**Compiti da svolgere**
• a. Ricopi dal brano sulla Snb tutto ciò che va da "Del resto, il" fino a "dei titoli quotati.".
• b. Secondo il brano sulla Snb, in quale anno è stato fondato l'istituto?

======== Fonte

Appena pubblicato, il bilancio 2016 dell'istituto risulta così un perfetto prontuario strategico, il condensato del modus operandi di una banca assai simile a un hedge fund. La neutralità svizzera, l'equidistanza dalle discese ardite e dalle risalite dei mercati, qui non è di casa. A cominciare da come la Snb opera sul mercato dei cambi, dove sono stati spesi 67 miliardi di franchi (circa 72 miliardi di euro) per comprare valute straniere e mantenere artificialmente sotto controllo la probabile ipertrofia della moneta nazionale. La stessa logica, ma con ben altre proporzioni, viene applicata sugli investimenti in asset internazionali, pari a 696 miliardi di franchi, l'equivalente di 746 miliardi di euro. Si tratta di una cifra di appena 50 miliardi inferiore al totale dell'attivo (746 miliardi), ma soprattutto più elevata del Pil della Confederazione, fermo a 647 miliardi. Insomma: la Svizzera è l'unico Paese al mondo a detenere attività non domestiche superiori alla ricchezza nazionale.

Già lo scorso anno il vizietto borsistico era emerso in tutto evidenza quando l'istituto di Berna aveva comunicato che nel suo portafoglio c'erano 15 milioni di titoli Apple e che le azioni rappresentavano il 20% del totale degli investimenti esteri, con una particolare predilezione per le big corporation Usa quotate a Wall Street come Coca-Cola, General Electric, Microsoft, Verizon, Johnson&Johnson e Facebook. Un mix tra old e new economy che tuttavia, a causa della forte volatilità dei mercati nel 2015, non aveva evitato perdite per 19,4 miliardi, il rosso più rosso dalla fondazione (anno di grazia 1907). Alla fine dello scorso anno, periodo florido per i mercati azionari, la situazione si è rovesciata: l'estero ha garantito 19,3 miliardi di utili, di cui 8,6 miliardi derivanti dalle plusvalenze su titoli azionari, tre miliardi incassati sotto forma di dividendi e 8,3 miliardi guadagnati grazie agli interessi su bond sovrani e societari.

Del resto, il rischio a volte paga.

Anche se lo scorso anno è stato l'oro a garantire il maggior ritorno sugli investimenti (+6,4%), dal 2009 in poi la Snb ha progressivamente ridotto i lingotti nei suoi caveau a favore delle azioni, che rappresentano appunto il 20% del totale delle sue riserve in valute straniere, con una resa che dal 2005 è stata del 2,8% contro lo 0,7% dei bond. Un'attrazione irresistibile che però concorre a inflazionare i prezzi dei titoli quotati.

================
======== Voci riportate

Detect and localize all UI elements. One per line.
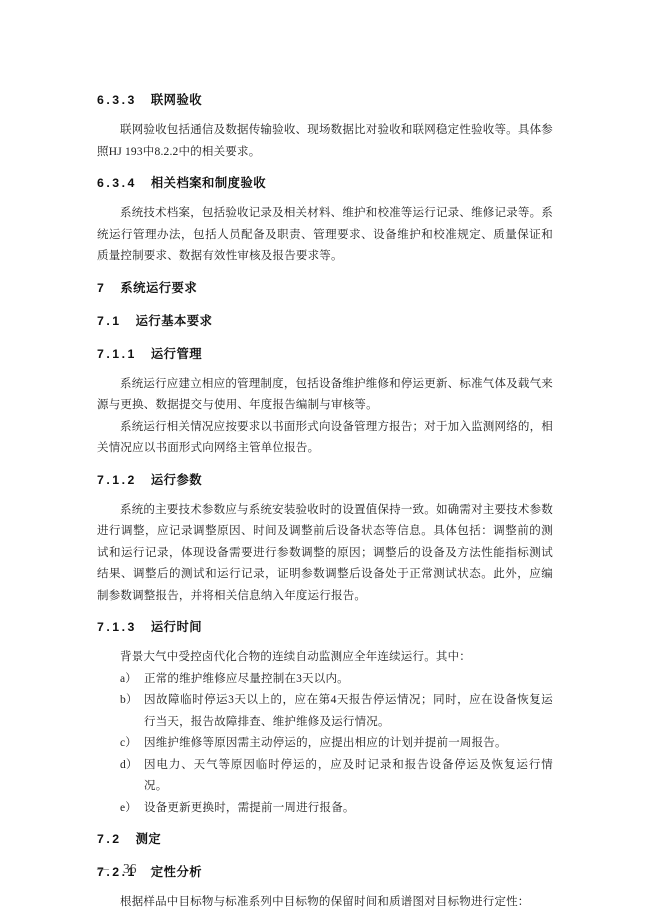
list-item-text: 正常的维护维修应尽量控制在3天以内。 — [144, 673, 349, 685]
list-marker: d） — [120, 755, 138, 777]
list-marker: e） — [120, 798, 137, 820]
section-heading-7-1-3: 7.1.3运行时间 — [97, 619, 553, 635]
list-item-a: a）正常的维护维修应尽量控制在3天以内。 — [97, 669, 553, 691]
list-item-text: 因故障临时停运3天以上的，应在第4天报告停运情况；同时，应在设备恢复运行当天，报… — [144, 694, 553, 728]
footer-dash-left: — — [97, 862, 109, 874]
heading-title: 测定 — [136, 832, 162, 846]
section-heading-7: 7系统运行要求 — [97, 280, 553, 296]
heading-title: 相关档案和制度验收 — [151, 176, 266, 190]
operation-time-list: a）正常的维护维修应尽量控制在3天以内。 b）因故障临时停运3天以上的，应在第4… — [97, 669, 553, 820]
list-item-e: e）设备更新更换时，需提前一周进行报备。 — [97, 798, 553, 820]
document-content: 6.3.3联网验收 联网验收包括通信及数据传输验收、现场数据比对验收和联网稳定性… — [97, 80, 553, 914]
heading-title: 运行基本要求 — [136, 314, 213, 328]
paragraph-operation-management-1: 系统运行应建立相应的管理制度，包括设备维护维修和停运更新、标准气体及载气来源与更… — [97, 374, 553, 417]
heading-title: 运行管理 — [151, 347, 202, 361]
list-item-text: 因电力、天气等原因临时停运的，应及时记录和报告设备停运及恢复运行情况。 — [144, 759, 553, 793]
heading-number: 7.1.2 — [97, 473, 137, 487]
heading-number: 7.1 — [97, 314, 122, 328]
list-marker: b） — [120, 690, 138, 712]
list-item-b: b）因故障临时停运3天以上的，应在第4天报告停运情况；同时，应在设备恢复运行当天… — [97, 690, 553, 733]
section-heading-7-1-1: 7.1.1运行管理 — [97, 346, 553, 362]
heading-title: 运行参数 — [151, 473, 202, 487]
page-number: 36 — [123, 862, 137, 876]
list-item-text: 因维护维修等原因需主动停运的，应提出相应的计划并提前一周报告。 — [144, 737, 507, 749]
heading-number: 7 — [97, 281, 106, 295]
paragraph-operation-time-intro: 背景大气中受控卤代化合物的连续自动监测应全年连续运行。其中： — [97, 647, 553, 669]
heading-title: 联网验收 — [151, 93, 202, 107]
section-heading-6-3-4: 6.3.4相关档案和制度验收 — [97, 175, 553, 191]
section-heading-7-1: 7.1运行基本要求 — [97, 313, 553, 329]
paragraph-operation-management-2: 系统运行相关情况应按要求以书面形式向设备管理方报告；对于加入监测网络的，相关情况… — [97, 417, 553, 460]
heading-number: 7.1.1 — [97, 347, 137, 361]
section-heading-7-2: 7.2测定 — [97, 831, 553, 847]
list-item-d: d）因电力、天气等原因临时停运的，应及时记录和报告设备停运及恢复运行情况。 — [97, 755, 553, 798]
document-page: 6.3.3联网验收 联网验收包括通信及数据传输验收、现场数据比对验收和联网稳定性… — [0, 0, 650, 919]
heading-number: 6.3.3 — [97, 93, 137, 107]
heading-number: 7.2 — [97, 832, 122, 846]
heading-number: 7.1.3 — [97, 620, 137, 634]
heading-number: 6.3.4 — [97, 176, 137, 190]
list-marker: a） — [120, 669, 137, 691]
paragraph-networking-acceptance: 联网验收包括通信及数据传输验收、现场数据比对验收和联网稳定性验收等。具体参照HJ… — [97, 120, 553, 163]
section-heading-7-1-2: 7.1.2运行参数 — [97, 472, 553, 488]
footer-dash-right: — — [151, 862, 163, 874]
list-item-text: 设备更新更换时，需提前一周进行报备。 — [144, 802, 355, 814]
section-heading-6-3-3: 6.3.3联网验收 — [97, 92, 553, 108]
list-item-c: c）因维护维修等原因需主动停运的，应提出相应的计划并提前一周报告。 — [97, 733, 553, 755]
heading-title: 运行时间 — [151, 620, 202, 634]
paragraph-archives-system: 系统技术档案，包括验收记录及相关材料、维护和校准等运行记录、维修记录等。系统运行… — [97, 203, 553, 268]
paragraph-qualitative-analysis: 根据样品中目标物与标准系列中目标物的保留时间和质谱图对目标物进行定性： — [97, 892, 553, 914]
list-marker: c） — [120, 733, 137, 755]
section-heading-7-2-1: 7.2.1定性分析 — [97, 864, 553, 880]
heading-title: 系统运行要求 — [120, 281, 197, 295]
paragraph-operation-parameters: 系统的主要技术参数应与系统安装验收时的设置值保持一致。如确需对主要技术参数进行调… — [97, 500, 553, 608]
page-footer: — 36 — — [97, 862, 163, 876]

================
======== Voci riportate

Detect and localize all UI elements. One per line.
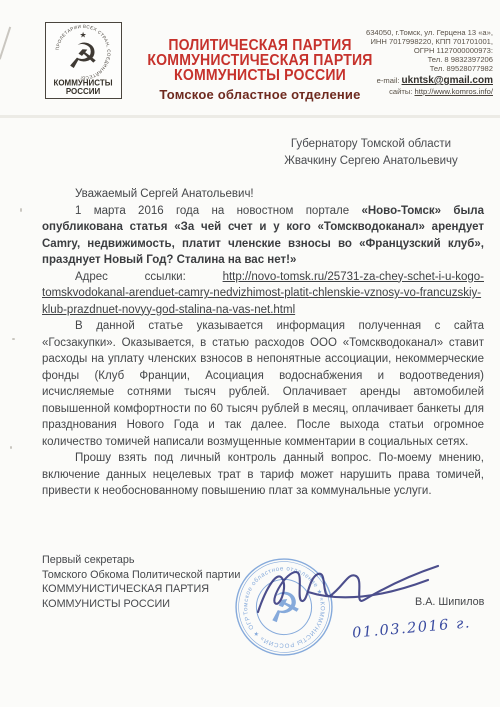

================

**Soluzioni proposte**
• a.
Del resto, il rischio a volte paga.

Anche se lo scorso anno è stato l'oro a garantire il maggior ritorno sugli investimenti (+6,4%), dal 2009 in poi la Snb ha progressivamente ridotto i lingotti nei suoi caveau a favore delle azioni, che rappresentano appunto il 20% del totale delle sue riserve in valute straniere, con una resa che dal 2005 è stata del 2,8% contro lo 0,7% dei bond. Un'attrazione irresistibile che però concorre a inflazionare i prezzi dei titoli quotati.

• b. Nel 1907.